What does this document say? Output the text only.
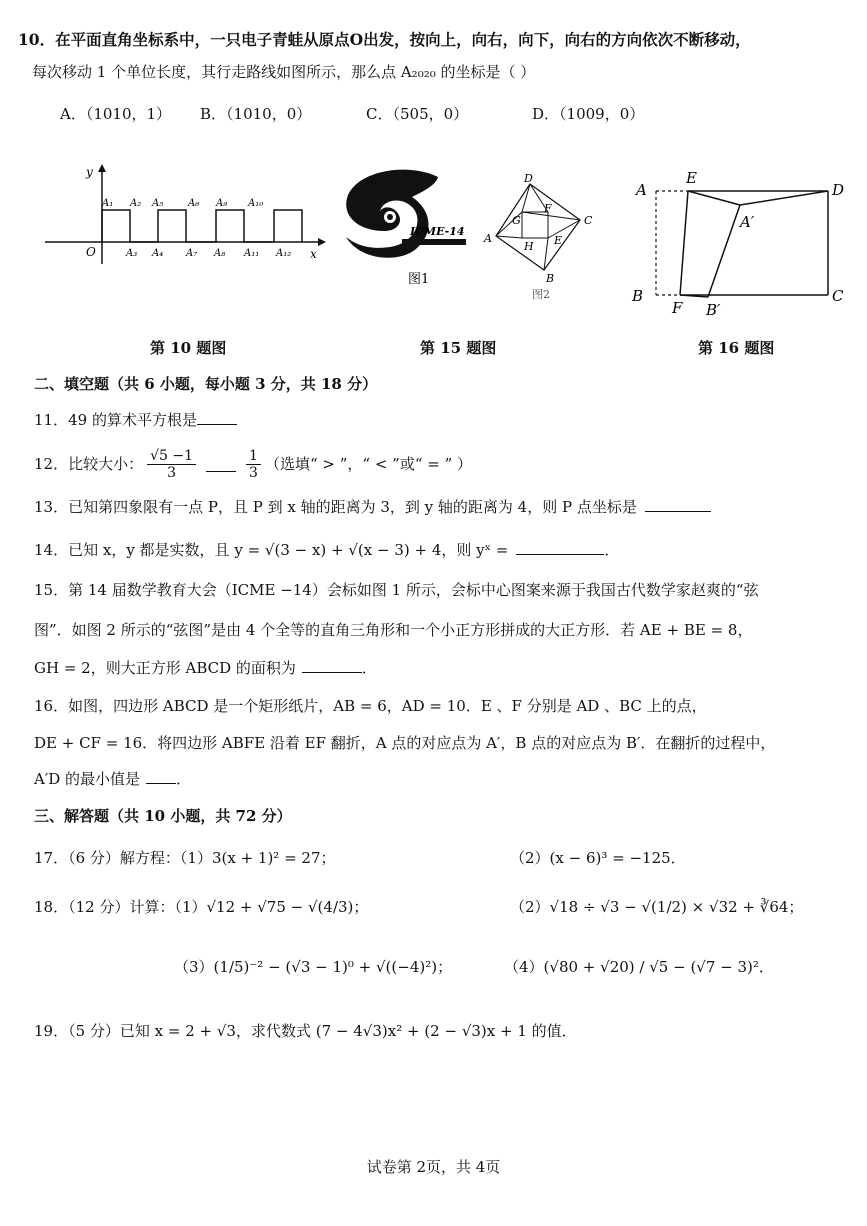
10．在平面直角坐标系中，一只电子青蛙从原点O出发，按向上，向右，向下，向右的方向依次不断移动，
每次移动 1 个单位长度，其行走路线如图所示，那么点 A₂₀₂₀ 的坐标是（ ）
A．（1010，1） B．（1010，0）	C．（505，0）	D．（1009，0）
y
x
O
A₁ A₂ A₅ A₆ A₉ A₁₀
A₃ A₄ A₇ A₈ A₁₁ A₁₂
ICME-14
图1
D
G
F
C
A
H E
B
图2
A
E
D
A′
B
F B′
C
第 10 题图	第 15 题图	第 16 题图
二、填空题（共 6 小题，每小题 3 分，共 18 分）
11．49 的算术平方根是
12．比较大小： $\frac{√5 -1}{3}$	$\frac{1}{3}$ （选填“ > ”，“ < ”或“ = ” ）
13．已知第四象限有一点 P，且 P 到 x 轴的距离为 3，到 y 轴的距离为 4，则 P 点坐标是
14．已知 x，y 都是实数，且 y = √(3 − x) + √(x − 3) + 4，则 yˣ =	．
15．第 14 届数学教育大会（ICME −14）会标如图 1 所示，会标中心图案来源于我国古代数学家赵爽的“弦
图”．如图 2 所示的“弦图”是由 4 个全等的直角三角形和一个小正方形拼成的大正方形．若 AE + BE = 8，
GH = 2，则大正方形 ABCD 的面积为	．
16．如图，四边形 ABCD 是一个矩形纸片，AB = 6，AD = 10．E 、F 分别是 AD 、BC 上的点，
DE + CF = 16．将四边形 ABFE 沿着 EF 翻折，A 点的对应点为 A′，B 点的对应点为 B′．在翻折的过程中，
A′D 的最小值是 ．
三、解答题（共 10 小题，共 72 分）
17．（6 分）解方程：（1）3(x + 1)² = 27；	（2）(x − 6)³ = −125．
18．（12 分）计算：（1）√12 + √75 − √(4/3)；	（2）√18 ÷ √3 − √(1/2) × √32 + ∛64；
（3）(1/5)⁻² − (√3 − 1)⁰ + √((−4)²)；	（4）(√80 + √20) / √5 − (√7 − 3)²．
19．（5 分）已知 x = 2 + √3，求代数式 (7 − 4√3)x² + (2 − √3)x + 1 的值．
试卷第 2页，共 4页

======

__Your task__: Return every line of the records exactly as given, pictures excluded.

__Written response__:
What does this document say? Output the text only.
10．在平面直角坐标系中，一只电子青蛙从原点O出发，按向上，向右，向下，向右的方向依次不断移动，
每次移动 1 个单位长度，其行走路线如图所示，那么点 A₂₀₂₀ 的坐标是（ ）
A．（1010，1） B．（1010，0）	C．（505，0）	D．（1009，0）
y
x
O
A₁ A₂ A₅ A₆ A₉ A₁₀
A₃ A₄ A₇ A₈ A₁₁ A₁₂
ICME-14
图1
D
G
F
C
A
H E
B
图2
A
E
D
A′
B
F B′
C
第 10 题图	第 15 题图	第 16 题图
二、填空题（共 6 小题，每小题 3 分，共 18 分）
11．49 的算术平方根是
12．比较大小： $\frac{√5 -1}{3}$	$\frac{1}{3}$ （选填“ > ”，“ < ”或“ = ” ）
13．已知第四象限有一点 P，且 P 到 x 轴的距离为 3，到 y 轴的距离为 4，则 P 点坐标是
14．已知 x，y 都是实数，且 y = √(3 − x) + √(x − 3) + 4，则 yˣ =	．
15．第 14 届数学教育大会（ICME −14）会标如图 1 所示，会标中心图案来源于我国古代数学家赵爽的“弦
图”．如图 2 所示的“弦图”是由 4 个全等的直角三角形和一个小正方形拼成的大正方形．若 AE + BE = 8，
GH = 2，则大正方形 ABCD 的面积为	．
16．如图，四边形 ABCD 是一个矩形纸片，AB = 6，AD = 10．E 、F 分别是 AD 、BC 上的点，
DE + CF = 16．将四边形 ABFE 沿着 EF 翻折，A 点的对应点为 A′，B 点的对应点为 B′．在翻折的过程中，
A′D 的最小值是 ．
三、解答题（共 10 小题，共 72 分）
17．（6 分）解方程：（1）3(x + 1)² = 27；	（2）(x − 6)³ = −125．
18．（12 分）计算：（1）√12 + √75 − √(4/3)；	（2）√18 ÷ √3 − √(1/2) × √32 + ∛64；
（3）(1/5)⁻² − (√3 − 1)⁰ + √((−4)²)；	（4）(√80 + √20) / √5 − (√7 − 3)²．
19．（5 分）已知 x = 2 + √3，求代数式 (7 − 4√3)x² + (2 − √3)x + 1 的值．
试卷第 2页，共 4页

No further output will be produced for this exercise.